Problem:
Output the data below as a JSON list of strings, one per line, leaving out any blank lines.

Material for this task:
━━━━━━━━━━━━━━━━
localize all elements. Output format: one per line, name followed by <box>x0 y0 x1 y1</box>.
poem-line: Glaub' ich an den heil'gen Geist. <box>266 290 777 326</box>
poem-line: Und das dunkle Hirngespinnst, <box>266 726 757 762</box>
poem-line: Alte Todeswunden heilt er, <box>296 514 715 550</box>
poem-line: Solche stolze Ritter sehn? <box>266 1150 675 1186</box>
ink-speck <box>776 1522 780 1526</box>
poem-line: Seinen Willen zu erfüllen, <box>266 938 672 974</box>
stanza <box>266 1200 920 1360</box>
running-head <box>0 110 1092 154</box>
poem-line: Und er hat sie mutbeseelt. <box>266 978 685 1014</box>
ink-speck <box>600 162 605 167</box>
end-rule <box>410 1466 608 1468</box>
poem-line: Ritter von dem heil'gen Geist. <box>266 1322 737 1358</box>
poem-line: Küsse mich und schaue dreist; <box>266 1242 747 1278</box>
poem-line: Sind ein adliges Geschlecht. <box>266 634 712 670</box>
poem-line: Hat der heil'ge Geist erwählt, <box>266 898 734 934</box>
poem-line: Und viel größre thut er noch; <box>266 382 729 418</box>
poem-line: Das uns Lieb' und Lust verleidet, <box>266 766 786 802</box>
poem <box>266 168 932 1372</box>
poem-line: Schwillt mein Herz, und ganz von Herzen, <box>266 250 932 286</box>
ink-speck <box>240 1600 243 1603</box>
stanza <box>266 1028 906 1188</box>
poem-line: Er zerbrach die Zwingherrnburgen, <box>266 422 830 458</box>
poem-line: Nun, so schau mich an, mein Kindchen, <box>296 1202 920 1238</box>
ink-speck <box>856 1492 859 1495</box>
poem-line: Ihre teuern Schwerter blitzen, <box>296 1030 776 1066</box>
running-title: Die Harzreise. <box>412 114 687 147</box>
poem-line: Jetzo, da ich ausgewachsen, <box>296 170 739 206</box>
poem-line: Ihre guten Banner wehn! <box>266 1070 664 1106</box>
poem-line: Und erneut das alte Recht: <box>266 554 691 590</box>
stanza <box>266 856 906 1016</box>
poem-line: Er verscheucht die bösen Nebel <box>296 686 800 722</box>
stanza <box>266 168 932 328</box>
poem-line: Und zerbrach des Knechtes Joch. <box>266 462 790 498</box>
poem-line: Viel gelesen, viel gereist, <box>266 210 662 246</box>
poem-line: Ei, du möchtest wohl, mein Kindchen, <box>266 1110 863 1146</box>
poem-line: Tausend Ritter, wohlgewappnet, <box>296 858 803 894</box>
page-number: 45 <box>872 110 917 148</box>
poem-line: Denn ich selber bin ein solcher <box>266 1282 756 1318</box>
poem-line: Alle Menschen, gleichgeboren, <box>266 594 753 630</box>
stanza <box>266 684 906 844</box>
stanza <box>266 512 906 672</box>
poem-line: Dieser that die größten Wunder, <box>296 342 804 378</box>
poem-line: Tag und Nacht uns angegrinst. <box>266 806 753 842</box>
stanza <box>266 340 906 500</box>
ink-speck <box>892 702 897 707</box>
━━━━━━━━━━━━━━━━
Response to the exercise:
[
  "localize all elements. Output format: one per line, name followed by <box>x0 y0 x1 y1</box>.",
  "poem-line: Glaub' ich an den heil'gen Geist. <box>266 290 777 326</box>",
  "poem-line: Und das dunkle Hirngespinnst, <box>266 726 757 762</box>",
  "poem-line: Alte Todeswunden heilt er, <box>296 514 715 550</box>",
  "poem-line: Solche stolze Ritter sehn? <box>266 1150 675 1186</box>",
  "ink-speck <box>776 1522 780 1526</box>",
  "poem-line: Seinen Willen zu erfüllen, <box>266 938 672 974</box>",
  "stanza <box>266 1200 920 1360</box>",
  "running-head <box>0 110 1092 154</box>",
  "poem-line: Und er hat sie mutbeseelt. <box>266 978 685 1014</box>",
  "ink-speck <box>600 162 605 167</box>",
  "end-rule <box>410 1466 608 1468</box>",
  "poem-line: Ritter von dem heil'gen Geist. <box>266 1322 737 1358</box>",
  "poem-line: Küsse mich und schaue dreist; <box>266 1242 747 1278</box>",
  "poem-line: Sind ein adliges Geschlecht. <box>266 634 712 670</box>",
  "poem-line: Hat der heil'ge Geist erwählt, <box>266 898 734 934</box>",
  "poem-line: Und viel größre thut er noch; <box>266 382 729 418</box>",
  "poem-line: Das uns Lieb' und Lust verleidet, <box>266 766 786 802</box>",
  "poem <box>266 168 932 1372</box>",
  "poem-line: Schwillt mein Herz, und ganz von Herzen, <box>266 250 932 286</box>",
  "ink-speck <box>240 1600 243 1603</box>",
  "stanza <box>266 1028 906 1188</box>",
  "poem-line: Er zerbrach die Zwingherrnburgen, <box>266 422 830 458</box>",
  "poem-line: Nun, so schau mich an, mein Kindchen, <box>296 1202 920 1238</box>",
  "ink-speck <box>856 1492 859 1495</box>",
  "poem-line: Ihre teuern Schwerter blitzen, <box>296 1030 776 1066</box>",
  "running-title: Die Harzreise. <box>412 114 687 147</box>",
  "poem-line: Jetzo, da ich ausgewachsen, <box>296 170 739 206</box>",
  "poem-line: Ihre guten Banner wehn! <box>266 1070 664 1106</box>",
  "poem-line: Und erneut das alte Recht: <box>266 554 691 590</box>",
  "stanza <box>266 856 906 1016</box>",
  "poem-line: Er verscheucht die bösen Nebel <box>296 686 800 722</box>",
  "stanza <box>266 168 932 328</box>",
  "poem-line: Und zerbrach des Knechtes Joch. <box>266 462 790 498</box>",
  "poem-line: Viel gelesen, viel gereist, <box>266 210 662 246</box>",
  "poem-line: Ei, du möchtest wohl, mein Kindchen, <box>266 1110 863 1146</box>",
  "poem-line: Tausend Ritter, wohlgewappnet, <box>296 858 803 894</box>",
  "page-number: 45 <box>872 110 917 148</box>",
  "poem-line: Denn ich selber bin ein solcher <box>266 1282 756 1318</box>",
  "poem-line: Alle Menschen, gleichgeboren, <box>266 594 753 630</box>",
  "stanza <box>266 684 906 844</box>",
  "stanza <box>266 512 906 672</box>",
  "poem-line: Dieser that die größten Wunder, <box>296 342 804 378</box>",
  "poem-line: Tag und Nacht uns angegrinst. <box>266 806 753 842</box>",
  "stanza <box>266 340 906 500</box>",
  "ink-speck <box>892 702 897 707</box>"
]